▶ _Written problem_
Transcribe all the entries word for word, omitting any pictures they contain.

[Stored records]
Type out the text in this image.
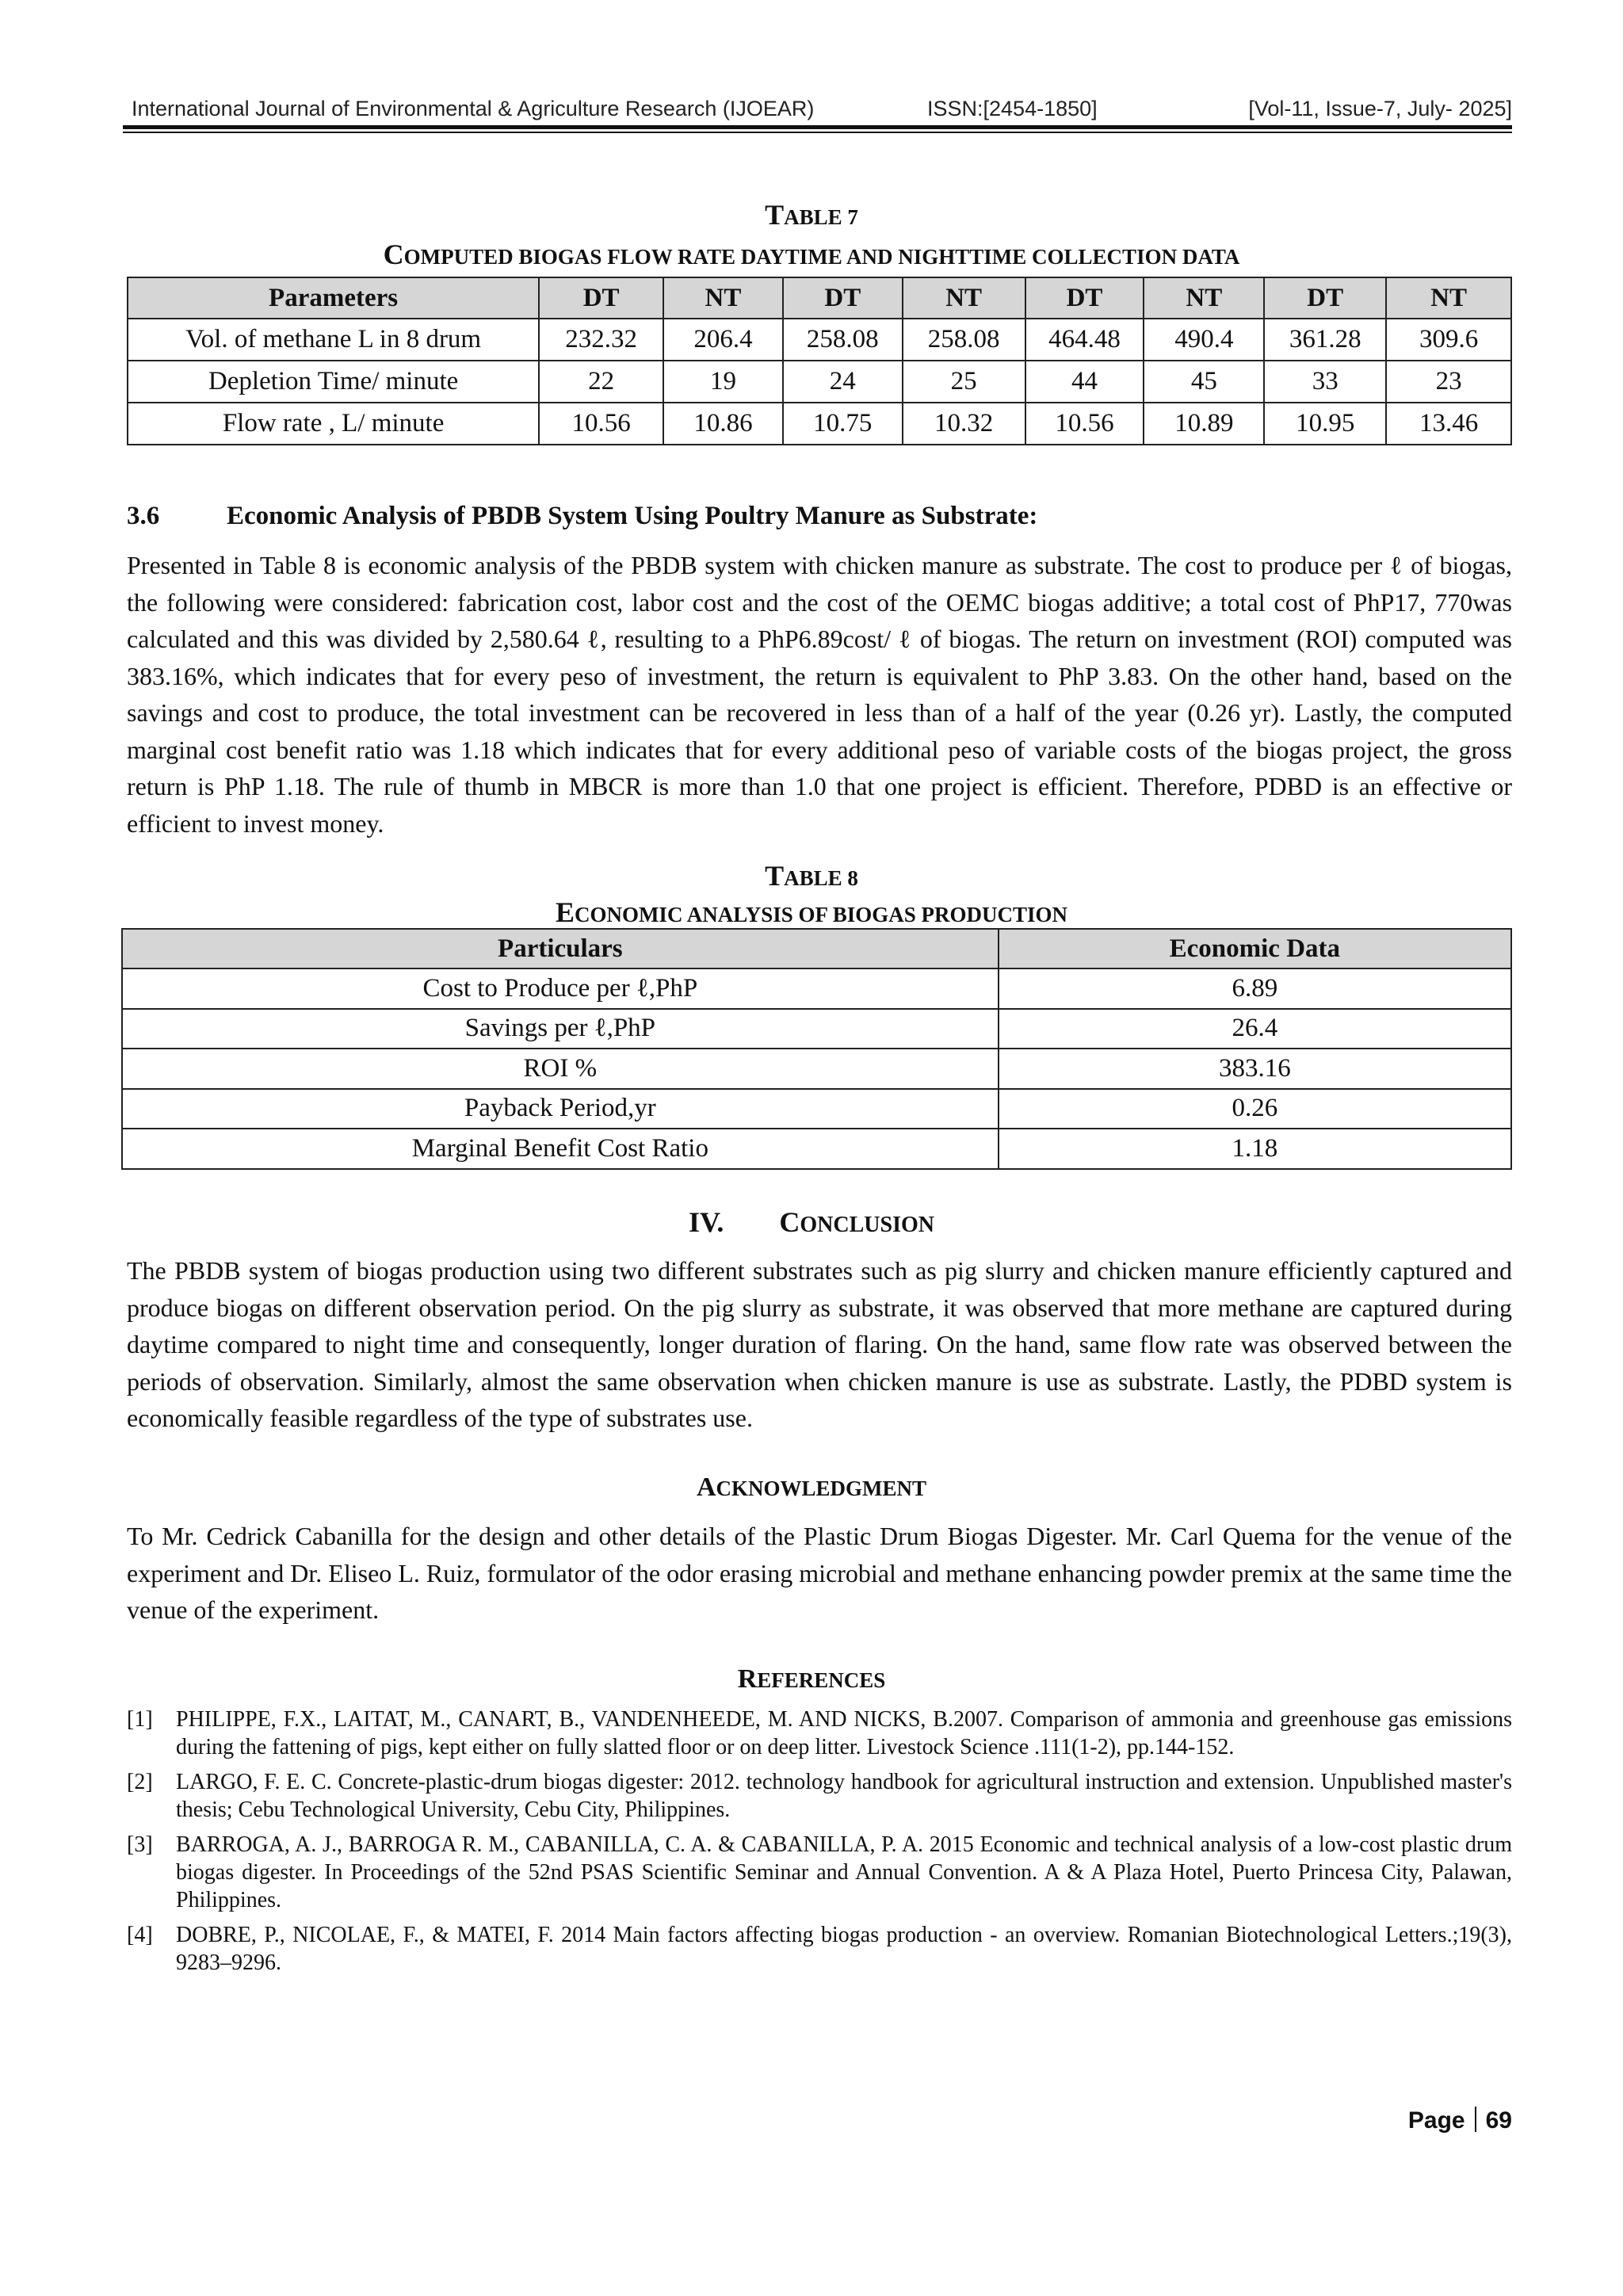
International Journal of Environmental & Agriculture Research (IJOEAR)	ISSN:[2454-1850]	[Vol-11, Issue-7, July- 2025]
TABLE 7
COMPUTED BIOGAS FLOW RATE DAYTIME AND NIGHTTIME COLLECTION DATA
Parameters	DT	NT	DT	NT	DT	NT	DT	NT
Vol. of methane L in 8 drum	232.32	206.4	258.08	258.08	464.48	490.4	361.28	309.6
Depletion Time/ minute	22	19	24	25	44	45	33	23
Flow rate , L/ minute	10.56	10.86	10.75	10.32	10.56	10.89	10.95	13.46
3.6	Economic Analysis of PBDB System Using Poultry Manure as Substrate:

Presented in Table 8 is economic analysis of the PBDB system with chicken manure as substrate. The cost to produce per ℓ of biogas, the following were considered: fabrication cost, labor cost and the cost of the OEMC biogas additive; a total cost of PhP17, 770was calculated and this was divided by 2,580.64 ℓ, resulting to a PhP6.89cost/ ℓ of biogas. The return on investment (ROI) computed was 383.16%, which indicates that for every peso of investment, the return is equivalent to PhP 3.83. On the other hand, based on the savings and cost to produce, the total investment can be recovered in less than of a half of the year (0.26 yr). Lastly, the computed marginal cost benefit ratio was 1.18 which indicates that for every additional peso of variable costs of the biogas project, the gross return is PhP 1.18. The rule of thumb in MBCR is more than 1.0 that one project is efficient. Therefore, PDBD is an effective or efficient to invest money.

TABLE 8
ECONOMIC ANALYSIS OF BIOGAS PRODUCTION
Particulars	Economic Data
Cost to Produce per ℓ,PhP	6.89
Savings per ℓ,PhP	26.4
ROI %	383.16
Payback Period,yr	0.26
Marginal Benefit Cost Ratio	1.18
IV. CONCLUSION

The PBDB system of biogas production using two different substrates such as pig slurry and chicken manure efficiently captured and produce biogas on different observation period. On the pig slurry as substrate, it was observed that more methane are captured during daytime compared to night time and consequently, longer duration of flaring. On the hand, same flow rate was observed between the periods of observation. Similarly, almost the same observation when chicken manure is use as substrate. Lastly, the PDBD system is economically feasible regardless of the type of substrates use.

ACKNOWLEDGMENT

To Mr. Cedrick Cabanilla for the design and other details of the Plastic Drum Biogas Digester. Mr. Carl Quema for the venue of the experiment and Dr. Eliseo L. Ruiz, formulator of the odor erasing microbial and methane enhancing powder premix at the same time the venue of the experiment.

REFERENCES
[1] PHILIPPE, F.X., LAITAT, M., CANART, B., VANDENHEEDE, M. AND NICKS, B.2007. Comparison of ammonia and greenhouse gas emissions during the fattening of pigs, kept either on fully slatted floor or on deep litter. Livestock Science .111(1-2), pp.144-152.
[2] LARGO, F. E. C. Concrete-plastic-drum biogas digester: 2012. technology handbook for agricultural instruction and extension. Unpublished master's thesis; Cebu Technological University, Cebu City, Philippines.
[3] BARROGA, A. J., BARROGA R. M., CABANILLA, C. A. & CABANILLA, P. A. 2015 Economic and technical analysis of a low-cost plastic drum biogas digester. In Proceedings of the 52nd PSAS Scientific Seminar and Annual Convention. A & A Plaza Hotel, Puerto Princesa City, Palawan, Philippines.
[4] DOBRE, P., NICOLAE, F., & MATEI, F. 2014 Main factors affecting biogas production - an overview. Romanian Biotechnological Letters.;19(3), 9283–9296.
Page 69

▶ _Exercise output_
Type out the text in this image.
International Journal of Environmental & Agriculture Research (IJOEAR)	ISSN:[2454-1850]	[Vol-11, Issue-7, July- 2025]
TABLE 7
COMPUTED BIOGAS FLOW RATE DAYTIME AND NIGHTTIME COLLECTION DATA
Parameters	DT	NT	DT	NT	DT	NT	DT	NT
Vol. of methane L in 8 drum	232.32	206.4	258.08	258.08	464.48	490.4	361.28	309.6
Depletion Time/ minute	22	19	24	25	44	45	33	23
Flow rate , L/ minute	10.56	10.86	10.75	10.32	10.56	10.89	10.95	13.46
3.6	Economic Analysis of PBDB System Using Poultry Manure as Substrate:

Presented in Table 8 is economic analysis of the PBDB system with chicken manure as substrate. The cost to produce per ℓ of biogas, the following were considered: fabrication cost, labor cost and the cost of the OEMC biogas additive; a total cost of PhP17, 770was calculated and this was divided by 2,580.64 ℓ, resulting to a PhP6.89cost/ ℓ of biogas. The return on investment (ROI) computed was 383.16%, which indicates that for every peso of investment, the return is equivalent to PhP 3.83. On the other hand, based on the savings and cost to produce, the total investment can be recovered in less than of a half of the year (0.26 yr). Lastly, the computed marginal cost benefit ratio was 1.18 which indicates that for every additional peso of variable costs of the biogas project, the gross return is PhP 1.18. The rule of thumb in MBCR is more than 1.0 that one project is efficient. Therefore, PDBD is an effective or efficient to invest money.

TABLE 8
ECONOMIC ANALYSIS OF BIOGAS PRODUCTION
Particulars	Economic Data
Cost to Produce per ℓ,PhP	6.89
Savings per ℓ,PhP	26.4
ROI %	383.16
Payback Period,yr	0.26
Marginal Benefit Cost Ratio	1.18
IV. CONCLUSION

The PBDB system of biogas production using two different substrates such as pig slurry and chicken manure efficiently captured and produce biogas on different observation period. On the pig slurry as substrate, it was observed that more methane are captured during daytime compared to night time and consequently, longer duration of flaring. On the hand, same flow rate was observed between the periods of observation. Similarly, almost the same observation when chicken manure is use as substrate. Lastly, the PDBD system is economically feasible regardless of the type of substrates use.

ACKNOWLEDGMENT

To Mr. Cedrick Cabanilla for the design and other details of the Plastic Drum Biogas Digester. Mr. Carl Quema for the venue of the experiment and Dr. Eliseo L. Ruiz, formulator of the odor erasing microbial and methane enhancing powder premix at the same time the venue of the experiment.

REFERENCES
[1] PHILIPPE, F.X., LAITAT, M., CANART, B., VANDENHEEDE, M. AND NICKS, B.2007. Comparison of ammonia and greenhouse gas emissions during the fattening of pigs, kept either on fully slatted floor or on deep litter. Livestock Science .111(1-2), pp.144-152.
[2] LARGO, F. E. C. Concrete-plastic-drum biogas digester: 2012. technology handbook for agricultural instruction and extension. Unpublished master's thesis; Cebu Technological University, Cebu City, Philippines.
[3] BARROGA, A. J., BARROGA R. M., CABANILLA, C. A. & CABANILLA, P. A. 2015 Economic and technical analysis of a low-cost plastic drum biogas digester. In Proceedings of the 52nd PSAS Scientific Seminar and Annual Convention. A & A Plaza Hotel, Puerto Princesa City, Palawan, Philippines.
[4] DOBRE, P., NICOLAE, F., & MATEI, F. 2014 Main factors affecting biogas production - an overview. Romanian Biotechnological Letters.;19(3), 9283–9296.
Page 69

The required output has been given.